◆ **QUOTED PASSAGE**:
——

It's also good to see the Amiga 1200 with Blizzard 1230-IV beating a 36MHz ARM3 and a 33MHz 80486 (though of course these figures don't mean much in the real world).

Fair enough, but ultimately we want to know what our efforts have achieved. Hoping to see a side-by-side comparison between the original code and the final optimized version.

Wow, such easy pickings! Perhaps the total size can still be shrunk quite a lot and get even quicker!

If main loop code started from label .l0 (without Write routine) then except my today 4 bytes size optimisation, i can gained 6 bytes more too. Seems 386 is not good enough to beat 68020 in code density.

alkis · 20 May 2021, 11:57

Quote:

Originally Posted by Bruce Abbott

I think litwr wants fastest and smallest, so it's a bit tricky. Is a 5% speedup worthwhile if it adds 4 bytes to the file size?

You spelled "wants to troll" incorrectly there.

Basic Premise: (from troll's site)

——

◆ **SUPPLIED DATA**:
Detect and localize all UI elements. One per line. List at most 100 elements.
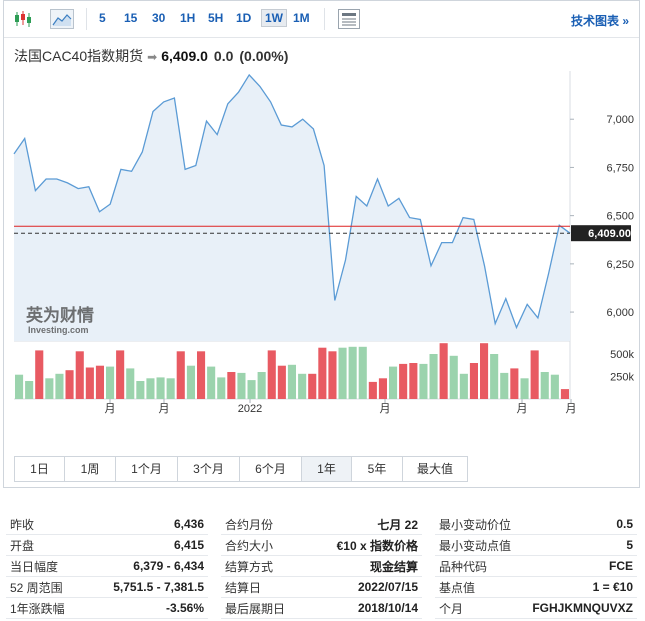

——

◆ **DIRECTION 1**: In the forum thread, which two machines does the Amiga 1200 with Blizzard 1230-IV beat?
◆ **DIRECTION 2**: Decide whether each statement agrees with the forum thread, and quote the words that settle it: (a) The Amiga 1200 with Blizzard 1230-IV beat a 33MHz 80486. (b) One poster concludes that the 386 beats the 68020 in code density. (c) Bruce Abbott asks whether a 5% speedup is worthwhile if it adds 4 bytes to the file size.
◆ **DIRECTION 3**: Please carry on the forum thread from its last line.
The material has no role in any of this.

◆ **WRITTEN RESPONSE 1**: A 36MHz ARM3 and a 33MHz 80486.

◆ **WRITTEN RESPONSE 2**:
(a) Yes: "the Amiga 1200 with Blizzard 1230-IV beating a 36MHz ARM3 and a 33MHz 80486"
(b) No: "Seems 386 is not good enough to beat 68020 in code density."
(c) Yes: "Is a 5% speedup worthwhile if it adds 4 bytes to the file size?"

◆ **WRITTEN RESPONSE 3**:
Every program is satisfying four restrictions: 1) it measures time; 2) it uses an OS function to print digits, it prints 4 digits a time synchronously with the calculation of them; 3) it uses less than 64 KB RAM for the code and data; 4) it utilizes all available RAM below 64 KB limit to get the maximum number of calculated digits, so it is forbidden to restrict artificially the maximum number of digits.

Take note on 2. Use OS for print. I think it was Maynaf that suggested OS's RawDoFmt/Write a gazzilian years ago, but troll said it was not fair. So, use OS but don't use OS if the amiga has an advantage.

It's pretty pointless, unless you want to keep feeding the troll though.

My €0.02

roondar · 20 May 2021, 12:12

Quote:

Originally Posted by alkis

You spelled "wants to troll" incorrectly there.

Basic Premise: (from troll's site)
Every program is satisfying four restrictions: 1) it measures time; 2) it uses an OS function to print digits, it prints 4 digits a time synchronously with the calculation of them; 3) it uses less than 64 KB RAM for the code and data; 4) it utilizes all available RAM below 64 KB limit to get the maximum number of calculated digits, so it is forbidden to restrict artificially the maximum number of digits.

Take note on 2. Use OS for print. I think it was Maynaf that suggested OS's RawDoFmt/Write a gazzilian years ago, but troll said it was not fair. So, use OS but don't use OS if the amiga has an advantage.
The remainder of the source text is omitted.